- EXERCISE REQUIREMENTS -
Extract all lines containing "Running".
◆ ◆ ◆ ◆
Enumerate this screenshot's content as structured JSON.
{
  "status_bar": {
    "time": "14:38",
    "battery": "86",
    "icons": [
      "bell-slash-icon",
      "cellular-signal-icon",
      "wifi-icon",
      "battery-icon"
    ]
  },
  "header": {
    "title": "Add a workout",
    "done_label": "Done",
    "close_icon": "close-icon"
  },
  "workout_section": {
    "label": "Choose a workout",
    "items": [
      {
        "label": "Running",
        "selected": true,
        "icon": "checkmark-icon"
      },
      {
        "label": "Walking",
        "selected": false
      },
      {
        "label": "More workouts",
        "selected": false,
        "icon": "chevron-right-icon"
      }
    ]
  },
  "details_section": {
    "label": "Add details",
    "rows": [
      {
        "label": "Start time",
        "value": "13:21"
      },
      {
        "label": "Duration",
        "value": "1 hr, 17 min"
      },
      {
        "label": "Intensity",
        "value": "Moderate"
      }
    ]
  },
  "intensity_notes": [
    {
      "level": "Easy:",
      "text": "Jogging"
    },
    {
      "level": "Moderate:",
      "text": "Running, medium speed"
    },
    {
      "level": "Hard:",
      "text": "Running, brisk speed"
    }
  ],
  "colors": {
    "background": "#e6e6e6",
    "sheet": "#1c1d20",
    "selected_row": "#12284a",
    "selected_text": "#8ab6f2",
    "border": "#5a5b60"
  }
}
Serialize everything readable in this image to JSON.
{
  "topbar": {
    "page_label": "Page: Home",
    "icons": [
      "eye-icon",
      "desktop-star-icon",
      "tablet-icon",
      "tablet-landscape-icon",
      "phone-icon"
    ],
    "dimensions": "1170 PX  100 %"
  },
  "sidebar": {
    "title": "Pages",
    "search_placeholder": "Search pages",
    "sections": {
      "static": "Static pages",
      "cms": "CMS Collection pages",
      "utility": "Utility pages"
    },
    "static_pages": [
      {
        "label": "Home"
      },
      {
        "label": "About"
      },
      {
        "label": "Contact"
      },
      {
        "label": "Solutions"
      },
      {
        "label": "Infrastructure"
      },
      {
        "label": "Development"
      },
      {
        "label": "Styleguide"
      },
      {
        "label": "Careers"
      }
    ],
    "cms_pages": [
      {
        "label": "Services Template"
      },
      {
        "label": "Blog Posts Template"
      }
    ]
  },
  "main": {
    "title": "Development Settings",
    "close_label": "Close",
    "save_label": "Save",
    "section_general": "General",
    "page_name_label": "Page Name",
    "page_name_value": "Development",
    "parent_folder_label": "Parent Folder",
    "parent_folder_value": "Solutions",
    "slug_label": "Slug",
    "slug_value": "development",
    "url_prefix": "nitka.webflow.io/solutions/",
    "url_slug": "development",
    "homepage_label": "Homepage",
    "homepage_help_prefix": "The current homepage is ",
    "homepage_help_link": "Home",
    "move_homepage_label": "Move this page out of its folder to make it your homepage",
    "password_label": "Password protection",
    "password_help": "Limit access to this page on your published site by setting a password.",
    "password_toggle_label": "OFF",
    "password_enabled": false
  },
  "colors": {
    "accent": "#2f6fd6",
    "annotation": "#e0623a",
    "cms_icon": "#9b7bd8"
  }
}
◆ ◆ ◆ ◆
- REPLY TO THE EXERCISE -
        "label": "Running",
      "text": "Running, medium speed"
      "text": "Running, brisk speed"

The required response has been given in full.